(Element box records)
--------------------

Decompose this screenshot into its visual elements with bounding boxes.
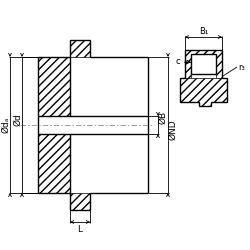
Text: L: L (78, 226, 82, 234)
Text: Ødₐ: Ødₐ (2, 117, 11, 133)
Text: c: c (176, 58, 180, 66)
Text: Ød: Ød (14, 114, 22, 126)
Polygon shape (185, 50, 222, 78)
Text: B₁: B₁ (199, 26, 208, 36)
Polygon shape (180, 78, 227, 106)
Text: ØND: ØND (168, 120, 177, 140)
Polygon shape (38, 40, 90, 116)
Text: ØB: ØB (158, 110, 168, 124)
Text: r₃: r₃ (238, 62, 245, 72)
Polygon shape (38, 134, 90, 210)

--------------------

#### Exercise
Rewrite every line of the material above as a numbered list, skipping any blank lines. Leave out the pictures.

#### Response for this exercise
1. Decompose this screenshot into its visual elements with bounding boxes.
2. Text: L: L (78, 226, 82, 234)
3. Text: Ødₐ: Ødₐ (2, 117, 11, 133)
4. Text: c: c (176, 58, 180, 66)
5. Text: Ød: Ød (14, 114, 22, 126)
6. Polygon shape (185, 50, 222, 78)
7. Text: B₁: B₁ (199, 26, 208, 36)
8. Polygon shape (180, 78, 227, 106)
9. Text: ØND: ØND (168, 120, 177, 140)
10. Polygon shape (38, 40, 90, 116)
11. Text: ØB: ØB (158, 110, 168, 124)
12. Text: r₃: r₃ (238, 62, 245, 72)
13. Polygon shape (38, 134, 90, 210)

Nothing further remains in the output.